**Problem to solve:** In the listing below, pick out lines with "homepage".

● ● ● ● ●

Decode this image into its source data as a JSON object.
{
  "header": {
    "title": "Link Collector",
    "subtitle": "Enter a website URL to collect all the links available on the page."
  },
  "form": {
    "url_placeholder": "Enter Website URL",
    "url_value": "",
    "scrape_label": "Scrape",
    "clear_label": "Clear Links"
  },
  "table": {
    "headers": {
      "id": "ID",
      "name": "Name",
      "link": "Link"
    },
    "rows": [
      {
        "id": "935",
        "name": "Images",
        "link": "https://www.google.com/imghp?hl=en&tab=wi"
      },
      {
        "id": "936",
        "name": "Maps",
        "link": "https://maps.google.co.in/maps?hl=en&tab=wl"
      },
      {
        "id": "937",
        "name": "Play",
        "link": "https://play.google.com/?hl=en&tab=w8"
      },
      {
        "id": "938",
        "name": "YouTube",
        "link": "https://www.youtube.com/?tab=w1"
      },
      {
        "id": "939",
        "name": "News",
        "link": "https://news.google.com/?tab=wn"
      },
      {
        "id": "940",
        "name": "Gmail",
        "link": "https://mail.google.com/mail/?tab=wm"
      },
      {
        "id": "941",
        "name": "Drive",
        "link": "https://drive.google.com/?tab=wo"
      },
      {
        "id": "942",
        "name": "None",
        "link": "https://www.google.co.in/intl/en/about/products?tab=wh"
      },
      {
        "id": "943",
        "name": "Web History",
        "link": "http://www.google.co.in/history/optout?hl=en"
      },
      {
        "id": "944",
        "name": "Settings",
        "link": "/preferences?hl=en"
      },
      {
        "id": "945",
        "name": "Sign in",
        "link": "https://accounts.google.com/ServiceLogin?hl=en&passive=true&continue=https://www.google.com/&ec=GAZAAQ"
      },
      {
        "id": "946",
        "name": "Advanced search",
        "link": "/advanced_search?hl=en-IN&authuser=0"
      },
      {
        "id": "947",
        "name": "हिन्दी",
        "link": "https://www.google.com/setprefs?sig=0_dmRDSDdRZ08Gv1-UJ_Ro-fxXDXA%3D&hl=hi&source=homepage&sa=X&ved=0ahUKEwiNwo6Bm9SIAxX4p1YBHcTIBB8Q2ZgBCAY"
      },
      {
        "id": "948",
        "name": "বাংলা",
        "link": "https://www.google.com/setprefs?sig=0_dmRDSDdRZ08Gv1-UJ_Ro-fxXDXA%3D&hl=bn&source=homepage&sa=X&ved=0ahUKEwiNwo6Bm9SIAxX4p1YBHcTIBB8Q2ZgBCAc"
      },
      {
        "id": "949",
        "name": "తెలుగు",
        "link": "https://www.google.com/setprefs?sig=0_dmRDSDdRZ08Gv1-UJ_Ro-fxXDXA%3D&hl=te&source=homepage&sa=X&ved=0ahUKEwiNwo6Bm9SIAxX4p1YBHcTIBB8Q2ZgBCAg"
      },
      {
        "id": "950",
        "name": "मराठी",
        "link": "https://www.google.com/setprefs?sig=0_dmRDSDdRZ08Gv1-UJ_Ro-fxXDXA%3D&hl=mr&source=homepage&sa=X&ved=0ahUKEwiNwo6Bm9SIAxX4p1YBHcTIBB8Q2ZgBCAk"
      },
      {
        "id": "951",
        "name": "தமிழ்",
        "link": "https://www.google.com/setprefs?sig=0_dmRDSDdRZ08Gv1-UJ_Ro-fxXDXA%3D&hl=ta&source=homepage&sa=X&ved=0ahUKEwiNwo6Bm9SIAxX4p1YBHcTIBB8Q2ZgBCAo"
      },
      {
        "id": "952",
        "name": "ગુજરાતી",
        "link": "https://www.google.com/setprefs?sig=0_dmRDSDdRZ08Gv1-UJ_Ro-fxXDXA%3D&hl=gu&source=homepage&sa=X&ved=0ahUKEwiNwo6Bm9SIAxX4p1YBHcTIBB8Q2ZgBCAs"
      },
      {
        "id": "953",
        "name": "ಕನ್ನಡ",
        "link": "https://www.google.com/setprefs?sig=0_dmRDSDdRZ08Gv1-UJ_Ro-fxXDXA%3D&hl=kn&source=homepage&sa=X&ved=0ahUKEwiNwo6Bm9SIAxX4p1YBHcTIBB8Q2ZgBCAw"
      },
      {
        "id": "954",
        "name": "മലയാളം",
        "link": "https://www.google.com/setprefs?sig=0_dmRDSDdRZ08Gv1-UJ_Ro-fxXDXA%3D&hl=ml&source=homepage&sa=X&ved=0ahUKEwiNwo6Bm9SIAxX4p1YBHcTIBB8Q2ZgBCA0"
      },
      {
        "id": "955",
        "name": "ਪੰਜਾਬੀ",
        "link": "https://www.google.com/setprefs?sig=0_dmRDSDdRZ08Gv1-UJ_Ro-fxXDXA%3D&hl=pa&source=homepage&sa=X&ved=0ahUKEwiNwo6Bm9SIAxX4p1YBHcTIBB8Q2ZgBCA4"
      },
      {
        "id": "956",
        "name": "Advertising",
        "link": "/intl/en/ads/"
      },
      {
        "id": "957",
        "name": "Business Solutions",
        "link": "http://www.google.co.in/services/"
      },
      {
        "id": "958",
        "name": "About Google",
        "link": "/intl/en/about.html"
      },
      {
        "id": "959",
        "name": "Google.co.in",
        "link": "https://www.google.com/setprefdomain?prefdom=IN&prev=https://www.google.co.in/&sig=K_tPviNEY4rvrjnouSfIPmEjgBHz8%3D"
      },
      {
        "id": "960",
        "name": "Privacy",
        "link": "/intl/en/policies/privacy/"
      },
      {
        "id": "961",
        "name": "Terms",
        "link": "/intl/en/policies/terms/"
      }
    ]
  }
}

● ● ● ● ●

**Answer below:**
        "link": "https://www.google.com/setprefs?sig=0_dmRDSDdRZ08Gv1-UJ_Ro-fxXDXA%3D&hl=hi&source=homepage&sa=X&ved=0ahUKEwiNwo6Bm9SIAxX4p1YBHcTIBB8Q2ZgBCAY"
        "link": "https://www.google.com/setprefs?sig=0_dmRDSDdRZ08Gv1-UJ_Ro-fxXDXA%3D&hl=bn&source=homepage&sa=X&ved=0ahUKEwiNwo6Bm9SIAxX4p1YBHcTIBB8Q2ZgBCAc"
        "link": "https://www.google.com/setprefs?sig=0_dmRDSDdRZ08Gv1-UJ_Ro-fxXDXA%3D&hl=te&source=homepage&sa=X&ved=0ahUKEwiNwo6Bm9SIAxX4p1YBHcTIBB8Q2ZgBCAg"
        "link": "https://www.google.com/setprefs?sig=0_dmRDSDdRZ08Gv1-UJ_Ro-fxXDXA%3D&hl=mr&source=homepage&sa=X&ved=0ahUKEwiNwo6Bm9SIAxX4p1YBHcTIBB8Q2ZgBCAk"
        "link": "https://www.google.com/setprefs?sig=0_dmRDSDdRZ08Gv1-UJ_Ro-fxXDXA%3D&hl=ta&source=homepage&sa=X&ved=0ahUKEwiNwo6Bm9SIAxX4p1YBHcTIBB8Q2ZgBCAo"
        "link": "https://www.google.com/setprefs?sig=0_dmRDSDdRZ08Gv1-UJ_Ro-fxXDXA%3D&hl=gu&source=homepage&sa=X&ved=0ahUKEwiNwo6Bm9SIAxX4p1YBHcTIBB8Q2ZgBCAs"
        "link": "https://www.google.com/setprefs?sig=0_dmRDSDdRZ08Gv1-UJ_Ro-fxXDXA%3D&hl=kn&source=homepage&sa=X&ved=0ahUKEwiNwo6Bm9SIAxX4p1YBHcTIBB8Q2ZgBCAw"
        "link": "https://www.google.com/setprefs?sig=0_dmRDSDdRZ08Gv1-UJ_Ro-fxXDXA%3D&hl=ml&source=homepage&sa=X&ved=0ahUKEwiNwo6Bm9SIAxX4p1YBHcTIBB8Q2ZgBCA0"
        "link": "https://www.google.com/setprefs?sig=0_dmRDSDdRZ08Gv1-UJ_Ro-fxXDXA%3D&hl=pa&source=homepage&sa=X&ved=0ahUKEwiNwo6Bm9SIAxX4p1YBHcTIBB8Q2ZgBCA4"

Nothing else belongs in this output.